[SELECTED EXCERPT]
********************

I’ve been pretty open with my struggles with fear and anxiety. I’m a born worrier…I think I came out of the womb wondering what was going on, afraid that I was going to miss something. I fought sleep (man, am I reaping that field with JD!!!), learned to read at an early age, jumped into every conversation (whether I was supposed to, or not), and regularly have those what-I-should-have-said conversations with myself. I am just not a person who comes by peace easily.
That’s not how we’re supposed to be.
Meekness, quietness—they don’t come naturally. It all boils
down to that simple, four-letter word-from-hell: Fear.
And just when I think I’m making great strides in overcoming
little pieces of it, something will come along and set me back. It affects
every level of my life--home, work, motherhood—and it’s something that I have
to keep in constant prayer over. “Lord, let me trust you.” It’s not just being
afraid; it’s about not trusting God. When we trust Him, when we believe in His
perfect love, we are simply not afraid.
I have to rest in Him.
I had a conversation lately that really sparked in my heart.
A friend of mine had prayed for something for so long; now that her answer was
looking right at her, she was afraid to embrace it.
It was like a kid in
a candy store…Every day, she passes by that candy store, looking at the big,
chocolate rabbit. For years, she sees this rabbit. She sees other people buy
that chocolate rabbit…she sees them eat the delicious candy, and she wishes she
could have a bite, but no, not now…and every day, she walks by. Suddenly, one
day, the candymaker comes out with a box for her. He’s seen her walk by his
shop—he knows she’s there, even though she didn’t always know he could see her.
He knows that little girl would love to have that big, handmade chocolate
bunny. So one day, he lovingly wraps it up, puts it in the box, and he carries
it out to her.
She can’t believe it. For her?!? But…it’s never been for her! It’s always been
for everyone else! She just can’t get over it—Really?!?!? So, she takes the chocolate bunny…she’s
ever-so-thankful…
But she’s afraid to eat it.

********************

[PROVIDED MATERIAL]
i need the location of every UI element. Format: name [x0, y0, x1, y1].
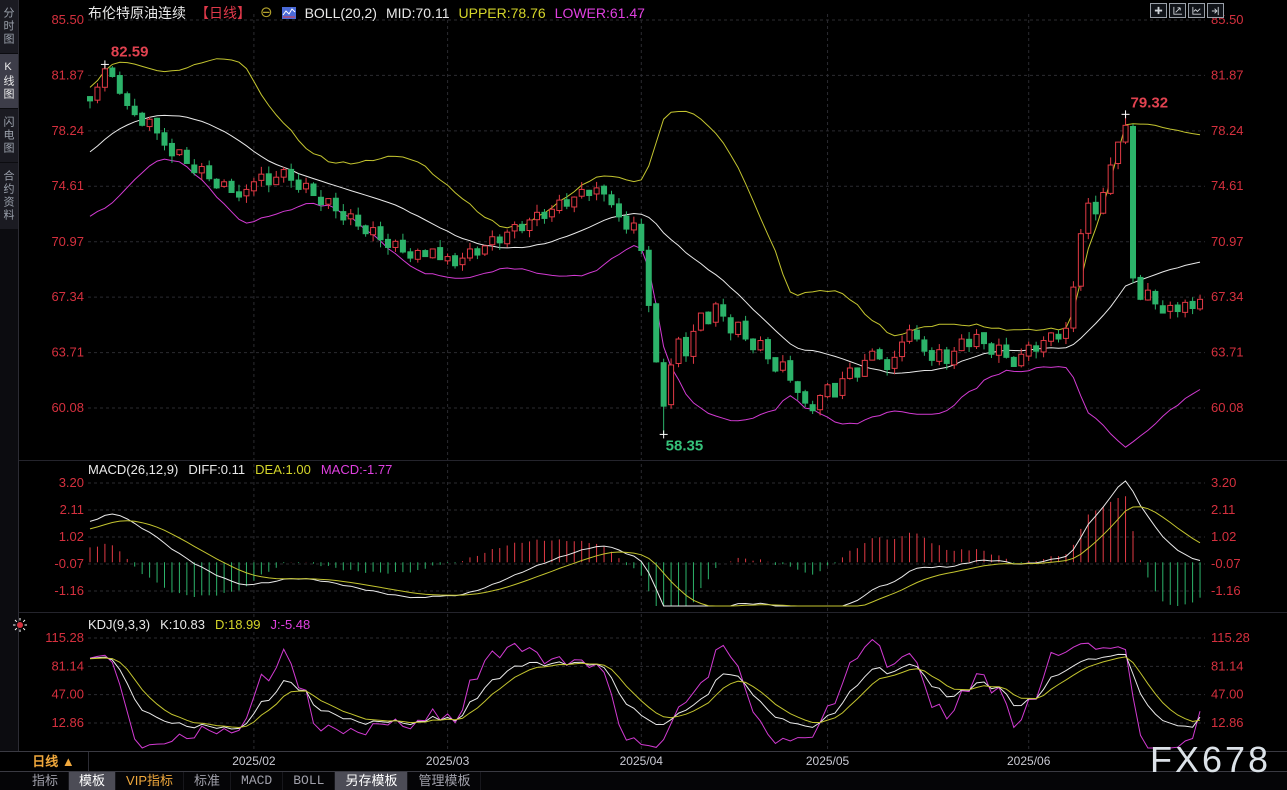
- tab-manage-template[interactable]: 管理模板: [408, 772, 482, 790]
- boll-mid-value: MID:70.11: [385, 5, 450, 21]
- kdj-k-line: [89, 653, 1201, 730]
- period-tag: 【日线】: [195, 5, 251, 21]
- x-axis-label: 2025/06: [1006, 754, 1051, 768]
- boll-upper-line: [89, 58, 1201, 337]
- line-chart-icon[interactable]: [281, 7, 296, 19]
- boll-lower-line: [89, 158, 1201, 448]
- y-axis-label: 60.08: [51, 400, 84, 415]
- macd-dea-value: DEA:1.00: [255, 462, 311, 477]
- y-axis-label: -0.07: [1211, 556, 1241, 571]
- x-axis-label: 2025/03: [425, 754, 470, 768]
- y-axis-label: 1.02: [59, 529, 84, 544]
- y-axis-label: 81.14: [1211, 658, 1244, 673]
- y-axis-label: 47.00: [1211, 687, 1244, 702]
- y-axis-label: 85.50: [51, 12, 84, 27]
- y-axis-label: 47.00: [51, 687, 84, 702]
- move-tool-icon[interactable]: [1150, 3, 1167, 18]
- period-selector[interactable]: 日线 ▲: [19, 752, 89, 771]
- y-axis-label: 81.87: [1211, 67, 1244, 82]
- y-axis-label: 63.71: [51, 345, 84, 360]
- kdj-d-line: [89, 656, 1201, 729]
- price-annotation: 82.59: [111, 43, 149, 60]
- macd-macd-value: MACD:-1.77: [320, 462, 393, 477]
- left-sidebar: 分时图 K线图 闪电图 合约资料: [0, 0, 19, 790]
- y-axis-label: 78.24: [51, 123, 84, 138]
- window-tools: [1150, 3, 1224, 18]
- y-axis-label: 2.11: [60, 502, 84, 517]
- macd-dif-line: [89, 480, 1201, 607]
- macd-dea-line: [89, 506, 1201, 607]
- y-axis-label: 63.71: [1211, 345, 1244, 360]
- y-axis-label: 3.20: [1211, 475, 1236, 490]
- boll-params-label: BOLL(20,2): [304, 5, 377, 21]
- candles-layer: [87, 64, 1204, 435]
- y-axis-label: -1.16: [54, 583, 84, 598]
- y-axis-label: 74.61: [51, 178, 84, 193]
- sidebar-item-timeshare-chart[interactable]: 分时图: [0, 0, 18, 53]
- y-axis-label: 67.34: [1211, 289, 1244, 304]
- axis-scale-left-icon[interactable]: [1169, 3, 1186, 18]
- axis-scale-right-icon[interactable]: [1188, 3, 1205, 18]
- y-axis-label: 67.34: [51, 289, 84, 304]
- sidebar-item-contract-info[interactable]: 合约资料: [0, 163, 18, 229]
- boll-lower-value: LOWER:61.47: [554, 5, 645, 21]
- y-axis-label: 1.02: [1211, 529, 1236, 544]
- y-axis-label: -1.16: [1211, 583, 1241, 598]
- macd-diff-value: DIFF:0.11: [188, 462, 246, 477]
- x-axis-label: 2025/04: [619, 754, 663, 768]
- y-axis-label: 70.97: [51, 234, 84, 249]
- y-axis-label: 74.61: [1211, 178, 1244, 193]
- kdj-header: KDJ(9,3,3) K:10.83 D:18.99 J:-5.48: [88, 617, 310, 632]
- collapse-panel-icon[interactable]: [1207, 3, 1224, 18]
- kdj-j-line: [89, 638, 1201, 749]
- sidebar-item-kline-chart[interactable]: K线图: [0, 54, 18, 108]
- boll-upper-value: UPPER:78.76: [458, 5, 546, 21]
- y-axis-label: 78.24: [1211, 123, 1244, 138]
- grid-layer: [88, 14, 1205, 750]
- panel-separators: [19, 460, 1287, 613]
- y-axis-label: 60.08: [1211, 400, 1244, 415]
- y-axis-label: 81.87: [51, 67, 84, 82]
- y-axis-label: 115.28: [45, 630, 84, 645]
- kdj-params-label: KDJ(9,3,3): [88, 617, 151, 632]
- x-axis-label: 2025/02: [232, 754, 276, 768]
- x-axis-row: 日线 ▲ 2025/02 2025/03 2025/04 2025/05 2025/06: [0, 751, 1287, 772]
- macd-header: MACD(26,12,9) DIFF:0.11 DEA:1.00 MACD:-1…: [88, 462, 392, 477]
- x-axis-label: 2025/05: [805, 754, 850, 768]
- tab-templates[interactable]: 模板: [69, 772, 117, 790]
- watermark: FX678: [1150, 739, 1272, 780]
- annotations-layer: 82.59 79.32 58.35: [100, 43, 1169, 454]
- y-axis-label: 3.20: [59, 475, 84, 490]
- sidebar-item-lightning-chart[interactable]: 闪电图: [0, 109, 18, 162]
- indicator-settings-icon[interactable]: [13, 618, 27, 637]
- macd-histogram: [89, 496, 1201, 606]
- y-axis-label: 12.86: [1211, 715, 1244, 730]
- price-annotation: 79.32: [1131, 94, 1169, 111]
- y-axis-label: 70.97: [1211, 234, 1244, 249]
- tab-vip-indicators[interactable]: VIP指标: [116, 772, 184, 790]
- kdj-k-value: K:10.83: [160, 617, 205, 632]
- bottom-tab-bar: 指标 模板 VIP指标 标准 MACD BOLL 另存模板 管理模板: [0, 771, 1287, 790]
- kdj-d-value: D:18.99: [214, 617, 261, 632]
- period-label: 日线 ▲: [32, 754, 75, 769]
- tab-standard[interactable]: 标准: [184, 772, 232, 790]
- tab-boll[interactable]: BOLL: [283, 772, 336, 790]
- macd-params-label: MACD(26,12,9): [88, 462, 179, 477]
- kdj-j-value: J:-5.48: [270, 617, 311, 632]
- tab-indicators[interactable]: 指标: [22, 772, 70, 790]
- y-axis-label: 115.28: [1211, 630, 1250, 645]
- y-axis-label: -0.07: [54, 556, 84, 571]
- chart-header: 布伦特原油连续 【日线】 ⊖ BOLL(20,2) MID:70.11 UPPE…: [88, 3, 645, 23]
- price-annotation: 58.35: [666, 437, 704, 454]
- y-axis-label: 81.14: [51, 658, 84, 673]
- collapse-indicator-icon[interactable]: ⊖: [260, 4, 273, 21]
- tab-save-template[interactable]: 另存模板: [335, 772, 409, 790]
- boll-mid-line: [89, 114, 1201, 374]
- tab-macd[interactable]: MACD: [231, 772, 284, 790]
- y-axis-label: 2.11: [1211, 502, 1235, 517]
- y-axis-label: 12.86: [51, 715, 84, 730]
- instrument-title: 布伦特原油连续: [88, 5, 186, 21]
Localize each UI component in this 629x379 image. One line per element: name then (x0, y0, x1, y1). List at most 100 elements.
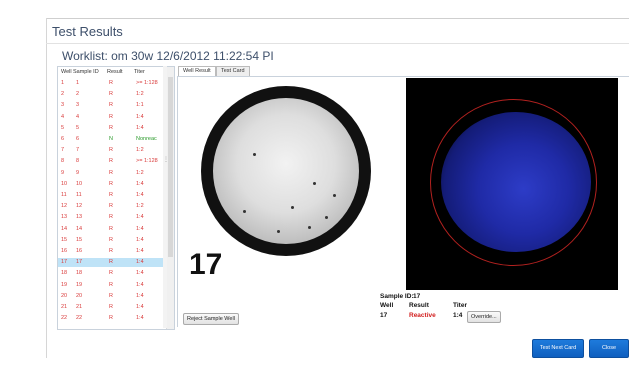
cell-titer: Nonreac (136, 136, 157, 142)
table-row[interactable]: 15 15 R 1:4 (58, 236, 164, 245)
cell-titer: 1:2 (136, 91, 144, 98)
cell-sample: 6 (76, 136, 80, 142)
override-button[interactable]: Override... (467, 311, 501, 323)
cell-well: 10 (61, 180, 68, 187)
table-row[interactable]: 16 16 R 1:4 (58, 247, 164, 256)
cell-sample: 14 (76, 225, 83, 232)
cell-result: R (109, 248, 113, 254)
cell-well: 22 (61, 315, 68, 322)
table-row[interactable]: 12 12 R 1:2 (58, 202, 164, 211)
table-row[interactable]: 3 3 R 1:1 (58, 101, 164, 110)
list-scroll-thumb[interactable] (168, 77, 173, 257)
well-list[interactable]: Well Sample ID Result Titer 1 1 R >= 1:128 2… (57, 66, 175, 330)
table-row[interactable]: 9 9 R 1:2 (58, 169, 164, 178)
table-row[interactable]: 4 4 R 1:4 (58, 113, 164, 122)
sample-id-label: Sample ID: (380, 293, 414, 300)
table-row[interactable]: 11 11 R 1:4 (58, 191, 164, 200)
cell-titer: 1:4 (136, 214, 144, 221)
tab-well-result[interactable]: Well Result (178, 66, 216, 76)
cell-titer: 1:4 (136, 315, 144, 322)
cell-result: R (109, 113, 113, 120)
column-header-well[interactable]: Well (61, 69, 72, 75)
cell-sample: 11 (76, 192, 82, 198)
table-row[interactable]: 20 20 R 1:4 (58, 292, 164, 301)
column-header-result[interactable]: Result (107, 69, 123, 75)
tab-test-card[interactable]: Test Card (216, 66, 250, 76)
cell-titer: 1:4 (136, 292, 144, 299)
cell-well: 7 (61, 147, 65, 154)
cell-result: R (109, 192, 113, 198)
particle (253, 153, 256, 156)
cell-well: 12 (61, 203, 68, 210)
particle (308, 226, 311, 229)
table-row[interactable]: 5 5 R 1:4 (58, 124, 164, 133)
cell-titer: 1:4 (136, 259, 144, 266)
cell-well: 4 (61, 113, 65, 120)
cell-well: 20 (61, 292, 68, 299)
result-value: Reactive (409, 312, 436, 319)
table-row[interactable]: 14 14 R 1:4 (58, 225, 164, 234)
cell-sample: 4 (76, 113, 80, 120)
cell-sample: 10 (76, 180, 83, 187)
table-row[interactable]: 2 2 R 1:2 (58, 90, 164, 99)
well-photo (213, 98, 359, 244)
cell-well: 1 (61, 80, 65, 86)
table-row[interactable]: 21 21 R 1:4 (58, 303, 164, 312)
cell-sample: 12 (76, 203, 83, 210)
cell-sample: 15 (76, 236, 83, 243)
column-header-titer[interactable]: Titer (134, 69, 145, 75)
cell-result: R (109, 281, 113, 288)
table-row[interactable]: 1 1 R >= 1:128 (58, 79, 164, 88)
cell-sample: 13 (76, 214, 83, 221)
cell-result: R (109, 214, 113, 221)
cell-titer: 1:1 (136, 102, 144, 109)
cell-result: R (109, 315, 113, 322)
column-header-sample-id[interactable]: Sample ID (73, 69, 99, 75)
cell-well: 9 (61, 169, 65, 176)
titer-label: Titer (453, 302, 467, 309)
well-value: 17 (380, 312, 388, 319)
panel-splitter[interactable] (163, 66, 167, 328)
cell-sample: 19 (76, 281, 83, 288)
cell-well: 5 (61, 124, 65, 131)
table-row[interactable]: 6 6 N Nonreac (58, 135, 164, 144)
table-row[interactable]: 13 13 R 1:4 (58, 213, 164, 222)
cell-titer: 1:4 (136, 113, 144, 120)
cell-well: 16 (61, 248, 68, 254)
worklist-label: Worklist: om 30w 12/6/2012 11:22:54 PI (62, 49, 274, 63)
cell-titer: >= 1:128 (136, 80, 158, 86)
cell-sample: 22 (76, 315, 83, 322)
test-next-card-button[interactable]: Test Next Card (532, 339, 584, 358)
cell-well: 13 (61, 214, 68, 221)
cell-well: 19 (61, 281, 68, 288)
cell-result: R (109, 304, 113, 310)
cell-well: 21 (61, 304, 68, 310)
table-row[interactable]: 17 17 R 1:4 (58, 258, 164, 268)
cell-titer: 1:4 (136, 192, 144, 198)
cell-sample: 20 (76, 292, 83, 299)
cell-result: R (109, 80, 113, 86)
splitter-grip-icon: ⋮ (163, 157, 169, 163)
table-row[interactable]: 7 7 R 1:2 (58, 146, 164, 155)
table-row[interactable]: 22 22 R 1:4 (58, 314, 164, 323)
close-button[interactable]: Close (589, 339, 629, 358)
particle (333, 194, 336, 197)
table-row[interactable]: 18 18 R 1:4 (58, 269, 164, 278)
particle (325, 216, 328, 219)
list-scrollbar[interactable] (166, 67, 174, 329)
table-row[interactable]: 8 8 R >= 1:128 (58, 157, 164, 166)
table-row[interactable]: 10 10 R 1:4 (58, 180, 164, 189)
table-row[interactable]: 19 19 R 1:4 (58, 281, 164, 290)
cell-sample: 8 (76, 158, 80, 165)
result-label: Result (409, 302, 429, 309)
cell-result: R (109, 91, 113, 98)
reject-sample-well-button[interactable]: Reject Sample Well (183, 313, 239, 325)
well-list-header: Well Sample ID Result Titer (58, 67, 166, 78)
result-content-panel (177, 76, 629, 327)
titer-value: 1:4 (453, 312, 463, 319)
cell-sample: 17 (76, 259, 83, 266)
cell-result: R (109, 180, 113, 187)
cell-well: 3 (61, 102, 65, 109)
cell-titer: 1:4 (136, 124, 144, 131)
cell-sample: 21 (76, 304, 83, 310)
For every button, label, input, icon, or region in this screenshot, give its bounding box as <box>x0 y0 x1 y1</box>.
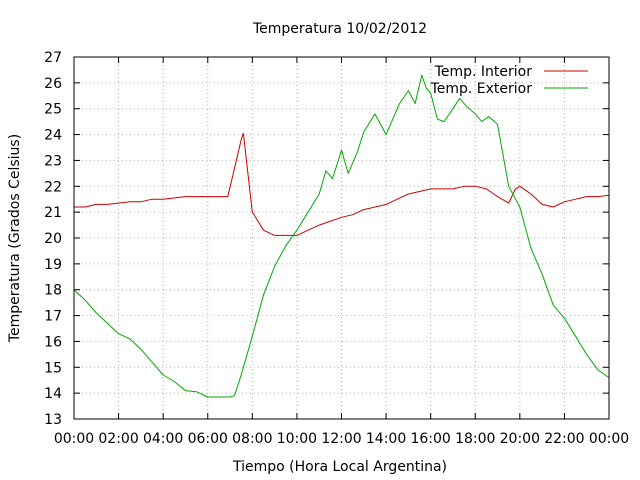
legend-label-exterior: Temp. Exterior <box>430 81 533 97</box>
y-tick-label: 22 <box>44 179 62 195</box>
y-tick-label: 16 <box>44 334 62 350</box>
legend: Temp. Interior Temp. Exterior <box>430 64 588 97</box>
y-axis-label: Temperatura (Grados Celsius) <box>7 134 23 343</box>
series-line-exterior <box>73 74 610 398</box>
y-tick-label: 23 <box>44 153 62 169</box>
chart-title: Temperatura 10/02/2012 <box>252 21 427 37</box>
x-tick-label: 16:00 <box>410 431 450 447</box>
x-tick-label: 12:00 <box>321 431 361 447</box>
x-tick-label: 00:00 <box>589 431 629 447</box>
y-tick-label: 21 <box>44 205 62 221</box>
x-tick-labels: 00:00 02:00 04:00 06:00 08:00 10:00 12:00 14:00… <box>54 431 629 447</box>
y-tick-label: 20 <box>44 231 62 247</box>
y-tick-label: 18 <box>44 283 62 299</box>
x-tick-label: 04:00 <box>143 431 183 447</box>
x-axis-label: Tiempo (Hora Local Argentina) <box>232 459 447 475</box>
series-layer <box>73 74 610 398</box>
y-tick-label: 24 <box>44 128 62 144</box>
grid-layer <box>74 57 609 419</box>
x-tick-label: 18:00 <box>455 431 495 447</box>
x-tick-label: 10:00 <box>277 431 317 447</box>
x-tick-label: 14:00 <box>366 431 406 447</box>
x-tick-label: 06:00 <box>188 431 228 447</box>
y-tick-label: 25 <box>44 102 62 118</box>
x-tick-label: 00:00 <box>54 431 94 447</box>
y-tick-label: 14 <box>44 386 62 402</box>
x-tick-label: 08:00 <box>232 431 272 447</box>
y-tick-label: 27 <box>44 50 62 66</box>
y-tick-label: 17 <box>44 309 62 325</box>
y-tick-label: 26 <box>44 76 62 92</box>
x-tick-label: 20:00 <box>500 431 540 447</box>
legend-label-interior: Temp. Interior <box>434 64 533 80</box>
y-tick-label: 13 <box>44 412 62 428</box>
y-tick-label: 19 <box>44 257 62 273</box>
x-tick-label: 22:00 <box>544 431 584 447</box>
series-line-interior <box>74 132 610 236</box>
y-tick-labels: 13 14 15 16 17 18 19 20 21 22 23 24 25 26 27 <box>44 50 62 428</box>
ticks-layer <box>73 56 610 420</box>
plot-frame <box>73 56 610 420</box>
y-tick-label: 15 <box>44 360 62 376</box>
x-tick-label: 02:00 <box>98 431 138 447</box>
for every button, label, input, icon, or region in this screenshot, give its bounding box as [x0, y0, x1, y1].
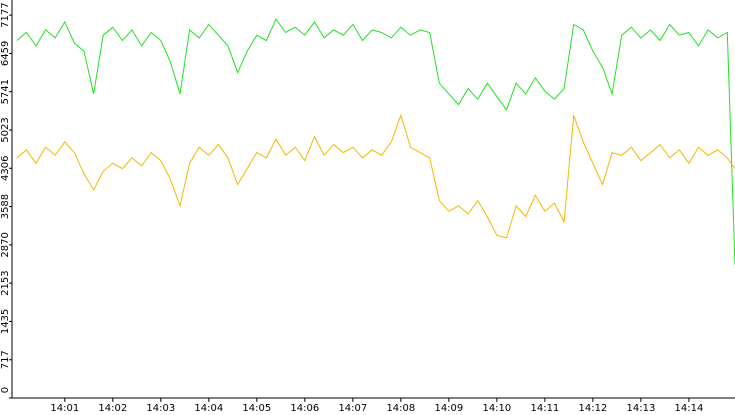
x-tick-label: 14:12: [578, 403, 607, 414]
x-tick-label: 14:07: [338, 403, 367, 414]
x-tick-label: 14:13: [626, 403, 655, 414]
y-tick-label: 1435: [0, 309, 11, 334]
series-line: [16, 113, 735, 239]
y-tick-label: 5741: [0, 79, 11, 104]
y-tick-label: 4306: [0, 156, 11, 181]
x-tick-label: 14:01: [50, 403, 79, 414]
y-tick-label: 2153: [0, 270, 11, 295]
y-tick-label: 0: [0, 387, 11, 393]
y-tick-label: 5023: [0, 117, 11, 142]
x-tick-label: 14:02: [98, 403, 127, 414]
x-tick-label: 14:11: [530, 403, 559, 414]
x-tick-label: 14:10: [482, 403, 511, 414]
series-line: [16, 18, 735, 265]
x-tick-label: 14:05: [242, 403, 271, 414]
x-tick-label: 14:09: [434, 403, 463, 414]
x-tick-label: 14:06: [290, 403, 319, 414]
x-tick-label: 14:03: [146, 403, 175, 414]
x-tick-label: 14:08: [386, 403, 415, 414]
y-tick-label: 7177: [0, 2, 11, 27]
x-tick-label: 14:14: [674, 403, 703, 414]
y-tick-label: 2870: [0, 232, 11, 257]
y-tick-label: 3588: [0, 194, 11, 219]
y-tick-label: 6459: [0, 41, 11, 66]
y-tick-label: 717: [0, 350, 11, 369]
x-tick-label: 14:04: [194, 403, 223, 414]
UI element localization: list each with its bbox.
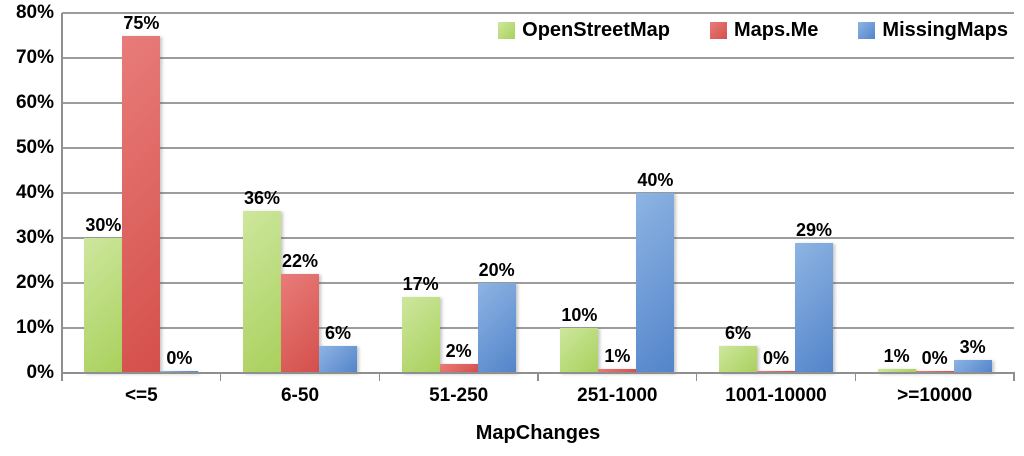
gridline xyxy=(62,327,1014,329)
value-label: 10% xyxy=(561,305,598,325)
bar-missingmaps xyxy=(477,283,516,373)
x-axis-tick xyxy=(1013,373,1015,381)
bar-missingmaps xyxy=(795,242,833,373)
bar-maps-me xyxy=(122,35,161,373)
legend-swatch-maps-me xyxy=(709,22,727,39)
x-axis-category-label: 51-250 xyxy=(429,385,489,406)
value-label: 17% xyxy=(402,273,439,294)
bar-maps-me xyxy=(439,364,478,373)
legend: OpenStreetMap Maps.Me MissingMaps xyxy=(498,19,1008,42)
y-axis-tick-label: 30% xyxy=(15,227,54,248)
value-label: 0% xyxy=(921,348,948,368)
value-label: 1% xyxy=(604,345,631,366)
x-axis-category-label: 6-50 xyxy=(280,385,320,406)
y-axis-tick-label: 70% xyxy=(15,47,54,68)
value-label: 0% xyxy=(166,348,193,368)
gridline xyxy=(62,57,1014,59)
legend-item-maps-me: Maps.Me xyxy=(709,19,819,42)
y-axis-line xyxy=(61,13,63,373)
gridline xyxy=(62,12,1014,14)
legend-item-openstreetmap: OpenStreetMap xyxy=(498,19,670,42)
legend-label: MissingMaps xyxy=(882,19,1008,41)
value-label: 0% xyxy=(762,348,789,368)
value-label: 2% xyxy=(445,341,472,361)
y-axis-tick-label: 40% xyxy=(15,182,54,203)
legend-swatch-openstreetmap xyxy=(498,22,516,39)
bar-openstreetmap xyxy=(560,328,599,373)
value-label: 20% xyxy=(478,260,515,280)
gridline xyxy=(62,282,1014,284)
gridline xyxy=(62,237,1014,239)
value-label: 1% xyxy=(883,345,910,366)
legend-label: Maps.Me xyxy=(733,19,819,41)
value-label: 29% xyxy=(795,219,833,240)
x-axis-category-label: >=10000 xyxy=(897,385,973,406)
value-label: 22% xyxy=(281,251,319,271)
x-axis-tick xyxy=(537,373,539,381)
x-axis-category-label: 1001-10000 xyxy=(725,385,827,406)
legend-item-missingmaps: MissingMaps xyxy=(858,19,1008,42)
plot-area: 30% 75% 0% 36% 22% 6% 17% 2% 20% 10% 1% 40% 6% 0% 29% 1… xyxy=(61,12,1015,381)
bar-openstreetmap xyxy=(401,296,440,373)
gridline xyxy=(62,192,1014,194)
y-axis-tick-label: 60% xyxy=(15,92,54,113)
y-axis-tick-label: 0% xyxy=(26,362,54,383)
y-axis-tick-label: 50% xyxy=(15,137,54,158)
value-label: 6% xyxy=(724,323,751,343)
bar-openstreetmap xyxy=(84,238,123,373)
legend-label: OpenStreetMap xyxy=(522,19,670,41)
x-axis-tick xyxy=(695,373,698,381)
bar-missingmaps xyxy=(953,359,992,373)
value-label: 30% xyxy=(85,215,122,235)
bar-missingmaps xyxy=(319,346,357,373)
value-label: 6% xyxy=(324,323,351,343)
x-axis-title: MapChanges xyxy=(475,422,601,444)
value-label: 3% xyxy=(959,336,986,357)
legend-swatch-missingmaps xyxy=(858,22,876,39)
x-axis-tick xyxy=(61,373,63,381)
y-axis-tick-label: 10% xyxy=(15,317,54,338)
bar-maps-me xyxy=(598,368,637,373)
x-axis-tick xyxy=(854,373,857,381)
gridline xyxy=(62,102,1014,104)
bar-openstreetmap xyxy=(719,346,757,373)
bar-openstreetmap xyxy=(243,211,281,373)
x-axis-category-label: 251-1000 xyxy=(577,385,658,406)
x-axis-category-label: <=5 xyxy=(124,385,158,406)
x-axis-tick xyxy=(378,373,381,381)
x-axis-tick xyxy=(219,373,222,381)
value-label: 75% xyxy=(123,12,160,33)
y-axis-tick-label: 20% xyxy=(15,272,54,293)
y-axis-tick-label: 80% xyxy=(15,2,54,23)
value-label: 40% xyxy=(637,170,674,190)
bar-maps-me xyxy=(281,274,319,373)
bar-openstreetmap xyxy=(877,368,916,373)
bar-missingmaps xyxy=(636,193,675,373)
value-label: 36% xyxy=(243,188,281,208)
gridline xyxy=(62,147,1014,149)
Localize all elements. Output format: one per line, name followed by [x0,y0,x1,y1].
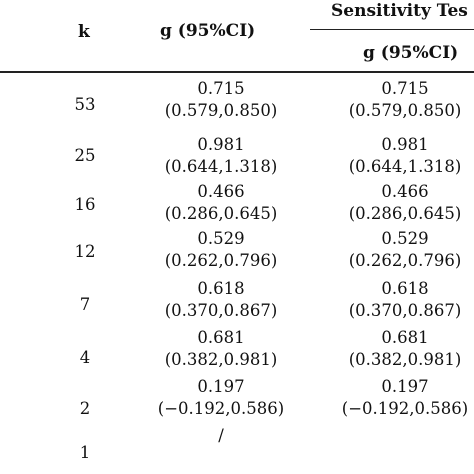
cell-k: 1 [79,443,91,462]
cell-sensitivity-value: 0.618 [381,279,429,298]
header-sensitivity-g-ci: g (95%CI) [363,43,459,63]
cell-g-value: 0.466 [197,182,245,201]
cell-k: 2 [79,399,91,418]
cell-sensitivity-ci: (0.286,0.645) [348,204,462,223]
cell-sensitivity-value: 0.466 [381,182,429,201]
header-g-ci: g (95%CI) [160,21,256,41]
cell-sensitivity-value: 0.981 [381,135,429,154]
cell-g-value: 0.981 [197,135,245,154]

********************

[PROBLEM SET]
**A.** In the post about fear and trust, what does the writer call the "four-letter word-from-hell"?
**B.** Resume the post about fear and trust from where it stops.
The material isn't needed here.

[ANSWERS TO THE TASKS]
**A.** Fear.

**B.**
What if it melts?
What if the candymaker gets mad, or changes his mind? What
if he takes it back?
She didn’t earn it. What if he sends her a bill?
She can’t even make herself take that chocolate bunny out of
the box…
Yet every day, she still walks by the candy shop, and looks
into the windows.
One day, the candymaker comes out, and asks her what she’s
doing. “Didn’t I give you a beautiful, big chocolate bunny?” he says…
She tells him, “Yes, of course…”
“Well, did you try it?”
“No.”
“Did you open it?”
“No.”
“Why not? Aren’t you pleased with your gift?”
She finally tells him the truth: “I am afraid that you will
change your mind…I am afraid that it wasn’t a gift, that you’ll take it back. It just doesn’t seem real.”
It sounds kind of silly…especially when you compare it to
chocolate. I mean, I am THE LAST person that earth that would ever just look at chocolate in a box (unless it’s
my chocolate monkey from Crown Candy; I’m saving that for a special occasion).
It just makes sense: You get a gift, you open it, you put it to good use!
Otherwise, not only do you not get to reap the benefits of the gift; you also
offend the giver!
How many times have I done that to the Lord? How many times
has He given me a gift that I was too afraid to use? Just like my friend that I spoke with earlier
this week: How many times have I been afraid to Embrace The Happy?
We have these things that we pray for…not just gifts, like
God is some kind of Bob Barker; we have deep heart’s desires that we pray for,
that we earnestly seek His face for. Some of my friends are praying for
husbands…true men of God that will love and respect them, that will raise a
Godly family with them. For me, personally, I prayed for a child—crazy, drunk
prayers like Hannah in I Samuel. These are the desperate, soul-wrenching
prayers of a heart that’s on fire. And yet, when God decides that it’s time, we
recoil in fear….
We are afraid to Embrace The Happy.
My first Mothers’ Day is approaching. I talked about it a
little bit, earlier this week; but the more I think about it, the more afraid I
am of the joy that I’m feeling. It sounds ridiculous! I am afraid to admit that
yes, Cassidy Cooley is truly, madly, deeply HAPPY! Not just happy….I have joy
in my heart!
I am crazy with joy!
If you could see inside my brain, all you’d see is Tigger
bouncing around—that is how happy I am!!!!
Yet I find myself holding back, not telling anyone how I
feel, because I am afraid that if I talk about it, that Smite button will find
me, and I will be back in the Horrible Valley again…
I am afraid to Embrace The Happy…
But I have to.
So does my friend…They have an opportunity, to stop for a
few minutes, and breathe. The candymaker has given them the Chocolate Bunny.
Are they going to enjoy it, or are they going to leave it in the box, out of
fear?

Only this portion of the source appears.